PROBLEM TO WORK ON:
Reproduce the following material exactly, including every line.

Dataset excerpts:
--- start ---
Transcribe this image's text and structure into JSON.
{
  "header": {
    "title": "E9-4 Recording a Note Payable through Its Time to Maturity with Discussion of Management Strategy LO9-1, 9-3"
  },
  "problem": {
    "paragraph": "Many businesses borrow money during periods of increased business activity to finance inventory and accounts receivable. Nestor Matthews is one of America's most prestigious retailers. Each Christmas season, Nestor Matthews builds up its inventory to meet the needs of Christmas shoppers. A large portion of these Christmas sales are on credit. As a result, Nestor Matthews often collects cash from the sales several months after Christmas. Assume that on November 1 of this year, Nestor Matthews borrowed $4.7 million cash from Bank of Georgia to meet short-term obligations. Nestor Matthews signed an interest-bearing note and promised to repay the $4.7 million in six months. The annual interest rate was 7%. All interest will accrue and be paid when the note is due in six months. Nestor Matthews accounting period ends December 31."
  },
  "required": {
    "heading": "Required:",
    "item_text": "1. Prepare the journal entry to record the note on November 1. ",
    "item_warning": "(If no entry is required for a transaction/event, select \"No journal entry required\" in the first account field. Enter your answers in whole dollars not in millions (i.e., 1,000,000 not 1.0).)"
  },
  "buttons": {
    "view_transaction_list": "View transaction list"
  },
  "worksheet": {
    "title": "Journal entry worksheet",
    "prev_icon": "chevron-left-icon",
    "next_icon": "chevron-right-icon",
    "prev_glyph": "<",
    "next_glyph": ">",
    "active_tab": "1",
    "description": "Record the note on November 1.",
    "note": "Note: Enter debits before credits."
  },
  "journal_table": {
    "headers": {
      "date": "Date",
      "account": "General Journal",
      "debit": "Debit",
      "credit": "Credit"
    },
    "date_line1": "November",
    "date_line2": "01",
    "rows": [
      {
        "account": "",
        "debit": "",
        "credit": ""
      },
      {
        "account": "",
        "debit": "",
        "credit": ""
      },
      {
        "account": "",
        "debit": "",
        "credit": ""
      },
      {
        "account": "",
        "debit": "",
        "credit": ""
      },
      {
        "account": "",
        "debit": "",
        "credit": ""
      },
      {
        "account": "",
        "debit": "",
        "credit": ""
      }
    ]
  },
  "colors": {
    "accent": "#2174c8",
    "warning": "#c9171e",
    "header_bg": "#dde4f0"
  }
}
--- end ---
SOLUTION FOR THIS PROBLEM:
Transcribe this image's text and structure into JSON.
{
  "header": {
    "title": "E9-4 Recording a Note Payable through Its Time to Maturity with Discussion of Management Strategy LO9-1, 9-3"
  },
  "problem": {
    "paragraph": "Many businesses borrow money during periods of increased business activity to finance inventory and accounts receivable. Nestor Matthews is one of America's most prestigious retailers. Each Christmas season, Nestor Matthews builds up its inventory to meet the needs of Christmas shoppers. A large portion of these Christmas sales are on credit. As a result, Nestor Matthews often collects cash from the sales several months after Christmas. Assume that on November 1 of this year, Nestor Matthews borrowed $4.7 million cash from Bank of Georgia to meet short-term obligations. Nestor Matthews signed an interest-bearing note and promised to repay the $4.7 million in six months. The annual interest rate was 7%. All interest will accrue and be paid when the note is due in six months. Nestor Matthews accounting period ends December 31."
  },
  "required": {
    "heading": "Required:",
    "item_text": "1. Prepare the journal entry to record the note on November 1. ",
    "item_warning": "(If no entry is required for a transaction/event, select \"No journal entry required\" in the first account field. Enter your answers in whole dollars not in millions (i.e., 1,000,000 not 1.0).)"
  },
  "buttons": {
    "view_transaction_list": "View transaction list"
  },
  "worksheet": {
    "title": "Journal entry worksheet",
    "prev_icon": "chevron-left-icon",
    "next_icon": "chevron-right-icon",
    "prev_glyph": "<",
    "next_glyph": ">",
    "active_tab": "1",
    "description": "Record the note on November 1.",
    "note": "Note: Enter debits before credits."
  },
  "journal_table": {
    "headers": {
      "date": "Date",
      "account": "General Journal",
      "debit": "Debit",
      "credit": "Credit"
    },
    "date_line1": "November",
    "date_line2": "01",
    "rows": [
      {
        "account": "",
        "debit": "",
        "credit": ""
      },
      {
        "account": "",
        "debit": "",
        "credit": ""
      },
      {
        "account": "",
        "debit": "",
        "credit": ""
      },
      {
        "account": "",
        "debit": "",
        "credit": ""
      },
      {
        "account": "",
        "debit": "",
        "credit": ""
      },
      {
        "account": "",
        "debit": "",
        "credit": ""
      }
    ]
  },
  "colors": {
    "accent": "#2174c8",
    "warning": "#c9171e",
    "header_bg": "#dde4f0"
  }
}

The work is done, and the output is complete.